→ TASK BRIEF
Please transcribe the data below exactly. Leave the pictures out.

--- start ---

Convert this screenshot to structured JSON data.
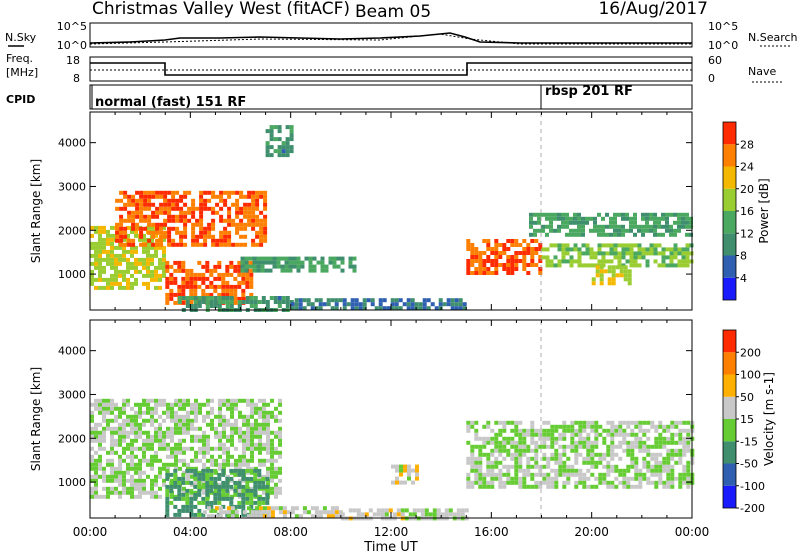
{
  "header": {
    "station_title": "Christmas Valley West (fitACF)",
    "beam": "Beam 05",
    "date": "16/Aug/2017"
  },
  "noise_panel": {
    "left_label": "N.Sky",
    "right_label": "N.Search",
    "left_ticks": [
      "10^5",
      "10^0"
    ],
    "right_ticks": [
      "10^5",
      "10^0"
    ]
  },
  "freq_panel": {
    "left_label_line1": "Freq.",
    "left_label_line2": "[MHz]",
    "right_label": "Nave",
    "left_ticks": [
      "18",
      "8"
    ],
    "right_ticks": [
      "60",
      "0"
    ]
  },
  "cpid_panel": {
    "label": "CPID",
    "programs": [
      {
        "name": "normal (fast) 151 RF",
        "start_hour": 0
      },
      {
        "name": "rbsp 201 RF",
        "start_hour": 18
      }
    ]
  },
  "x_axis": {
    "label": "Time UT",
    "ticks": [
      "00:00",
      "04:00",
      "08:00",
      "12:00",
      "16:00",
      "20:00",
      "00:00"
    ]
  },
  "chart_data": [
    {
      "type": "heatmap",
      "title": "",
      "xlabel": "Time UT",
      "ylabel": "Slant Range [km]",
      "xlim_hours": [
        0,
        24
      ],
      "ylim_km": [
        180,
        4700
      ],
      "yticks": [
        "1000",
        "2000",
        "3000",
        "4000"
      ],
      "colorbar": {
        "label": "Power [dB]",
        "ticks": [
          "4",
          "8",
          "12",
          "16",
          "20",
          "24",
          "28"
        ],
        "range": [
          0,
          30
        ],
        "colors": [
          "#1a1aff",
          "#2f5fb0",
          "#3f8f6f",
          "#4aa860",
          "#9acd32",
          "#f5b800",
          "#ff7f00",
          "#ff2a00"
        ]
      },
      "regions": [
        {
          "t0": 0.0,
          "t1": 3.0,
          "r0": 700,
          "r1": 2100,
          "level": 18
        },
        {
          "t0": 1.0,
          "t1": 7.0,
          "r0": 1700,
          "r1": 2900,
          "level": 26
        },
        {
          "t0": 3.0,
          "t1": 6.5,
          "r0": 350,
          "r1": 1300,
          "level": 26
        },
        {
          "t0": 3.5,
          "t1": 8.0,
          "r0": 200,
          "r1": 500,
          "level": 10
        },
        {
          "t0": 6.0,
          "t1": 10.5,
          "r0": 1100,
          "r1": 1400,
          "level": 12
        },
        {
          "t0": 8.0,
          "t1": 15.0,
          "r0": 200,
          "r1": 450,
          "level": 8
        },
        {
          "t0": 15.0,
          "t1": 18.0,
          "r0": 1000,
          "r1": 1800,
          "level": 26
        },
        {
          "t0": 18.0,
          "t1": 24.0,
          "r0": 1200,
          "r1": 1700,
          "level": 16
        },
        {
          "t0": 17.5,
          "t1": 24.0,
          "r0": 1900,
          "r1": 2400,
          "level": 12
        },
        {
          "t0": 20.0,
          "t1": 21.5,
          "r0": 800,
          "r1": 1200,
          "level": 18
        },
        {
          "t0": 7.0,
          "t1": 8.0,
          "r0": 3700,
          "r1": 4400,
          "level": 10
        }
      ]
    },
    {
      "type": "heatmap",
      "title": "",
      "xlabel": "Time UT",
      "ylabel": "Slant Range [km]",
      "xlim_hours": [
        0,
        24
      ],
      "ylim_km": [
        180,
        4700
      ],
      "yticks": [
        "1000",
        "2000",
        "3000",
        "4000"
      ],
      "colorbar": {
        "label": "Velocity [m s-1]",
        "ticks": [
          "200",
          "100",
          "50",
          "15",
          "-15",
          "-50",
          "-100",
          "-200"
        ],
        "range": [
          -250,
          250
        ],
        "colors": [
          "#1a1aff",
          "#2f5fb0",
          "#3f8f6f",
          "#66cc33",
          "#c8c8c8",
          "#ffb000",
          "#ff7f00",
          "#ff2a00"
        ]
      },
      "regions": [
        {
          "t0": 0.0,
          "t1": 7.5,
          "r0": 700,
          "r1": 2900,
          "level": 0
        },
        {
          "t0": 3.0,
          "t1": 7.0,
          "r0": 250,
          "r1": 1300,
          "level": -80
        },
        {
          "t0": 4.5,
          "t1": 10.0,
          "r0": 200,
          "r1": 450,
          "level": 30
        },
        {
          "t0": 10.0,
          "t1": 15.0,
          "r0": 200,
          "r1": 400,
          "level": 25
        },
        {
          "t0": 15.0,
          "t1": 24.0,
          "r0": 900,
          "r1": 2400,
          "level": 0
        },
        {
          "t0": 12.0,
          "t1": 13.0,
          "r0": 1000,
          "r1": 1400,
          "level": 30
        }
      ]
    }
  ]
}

--- end ---

→ RESPONSE TO THE EXERCISE
Convert this screenshot to structured JSON data.
{
  "header": {
    "station_title": "Christmas Valley West (fitACF)",
    "beam": "Beam 05",
    "date": "16/Aug/2017"
  },
  "noise_panel": {
    "left_label": "N.Sky",
    "right_label": "N.Search",
    "left_ticks": [
      "10^5",
      "10^0"
    ],
    "right_ticks": [
      "10^5",
      "10^0"
    ]
  },
  "freq_panel": {
    "left_label_line1": "Freq.",
    "left_label_line2": "[MHz]",
    "right_label": "Nave",
    "left_ticks": [
      "18",
      "8"
    ],
    "right_ticks": [
      "60",
      "0"
    ]
  },
  "cpid_panel": {
    "label": "CPID",
    "programs": [
      {
        "name": "normal (fast) 151 RF",
        "start_hour": 0
      },
      {
        "name": "rbsp 201 RF",
        "start_hour": 18
      }
    ]
  },
  "x_axis": {
    "label": "Time UT",
    "ticks": [
      "00:00",
      "04:00",
      "08:00",
      "12:00",
      "16:00",
      "20:00",
      "00:00"
    ]
  },
  "chart_data": [
    {
      "type": "heatmap",
      "title": "",
      "xlabel": "Time UT",
      "ylabel": "Slant Range [km]",
      "xlim_hours": [
        0,
        24
      ],
      "ylim_km": [
        180,
        4700
      ],
      "yticks": [
        "1000",
        "2000",
        "3000",
        "4000"
      ],
      "colorbar": {
        "label": "Power [dB]",
        "ticks": [
          "4",
          "8",
          "12",
          "16",
          "20",
          "24",
          "28"
        ],
        "range": [
          0,
          30
        ],
        "colors": [
          "#1a1aff",
          "#2f5fb0",
          "#3f8f6f",
          "#4aa860",
          "#9acd32",
          "#f5b800",
          "#ff7f00",
          "#ff2a00"
        ]
      },
      "regions": [
        {
          "t0": 0.0,
          "t1": 3.0,
          "r0": 700,
          "r1": 2100,
          "level": 18
        },
        {
          "t0": 1.0,
          "t1": 7.0,
          "r0": 1700,
          "r1": 2900,
          "level": 26
        },
        {
          "t0": 3.0,
          "t1": 6.5,
          "r0": 350,
          "r1": 1300,
          "level": 26
        },
        {
          "t0": 3.5,
          "t1": 8.0,
          "r0": 200,
          "r1": 500,
          "level": 10
        },
        {
          "t0": 6.0,
          "t1": 10.5,
          "r0": 1100,
          "r1": 1400,
          "level": 12
        },
        {
          "t0": 8.0,
          "t1": 15.0,
          "r0": 200,
          "r1": 450,
          "level": 8
        },
        {
          "t0": 15.0,
          "t1": 18.0,
          "r0": 1000,
          "r1": 1800,
          "level": 26
        },
        {
          "t0": 18.0,
          "t1": 24.0,
          "r0": 1200,
          "r1": 1700,
          "level": 16
        },
        {
          "t0": 17.5,
          "t1": 24.0,
          "r0": 1900,
          "r1": 2400,
          "level": 12
        },
        {
          "t0": 20.0,
          "t1": 21.5,
          "r0": 800,
          "r1": 1200,
          "level": 18
        },
        {
          "t0": 7.0,
          "t1": 8.0,
          "r0": 3700,
          "r1": 4400,
          "level": 10
        }
      ]
    },
    {
      "type": "heatmap",
      "title": "",
      "xlabel": "Time UT",
      "ylabel": "Slant Range [km]",
      "xlim_hours": [
        0,
        24
      ],
      "ylim_km": [
        180,
        4700
      ],
      "yticks": [
        "1000",
        "2000",
        "3000",
        "4000"
      ],
      "colorbar": {
        "label": "Velocity [m s-1]",
        "ticks": [
          "200",
          "100",
          "50",
          "15",
          "-15",
          "-50",
          "-100",
          "-200"
        ],
        "range": [
          -250,
          250
        ],
        "colors": [
          "#1a1aff",
          "#2f5fb0",
          "#3f8f6f",
          "#66cc33",
          "#c8c8c8",
          "#ffb000",
          "#ff7f00",
          "#ff2a00"
        ]
      },
      "regions": [
        {
          "t0": 0.0,
          "t1": 7.5,
          "r0": 700,
          "r1": 2900,
          "level": 0
        },
        {
          "t0": 3.0,
          "t1": 7.0,
          "r0": 250,
          "r1": 1300,
          "level": -80
        },
        {
          "t0": 4.5,
          "t1": 10.0,
          "r0": 200,
          "r1": 450,
          "level": 30
        },
        {
          "t0": 10.0,
          "t1": 15.0,
          "r0": 200,
          "r1": 400,
          "level": 25
        },
        {
          "t0": 15.0,
          "t1": 24.0,
          "r0": 900,
          "r1": 2400,
          "level": 0
        },
        {
          "t0": 12.0,
          "t1": 13.0,
          "r0": 1000,
          "r1": 1400,
          "level": 30
        }
      ]
    }
  ]
}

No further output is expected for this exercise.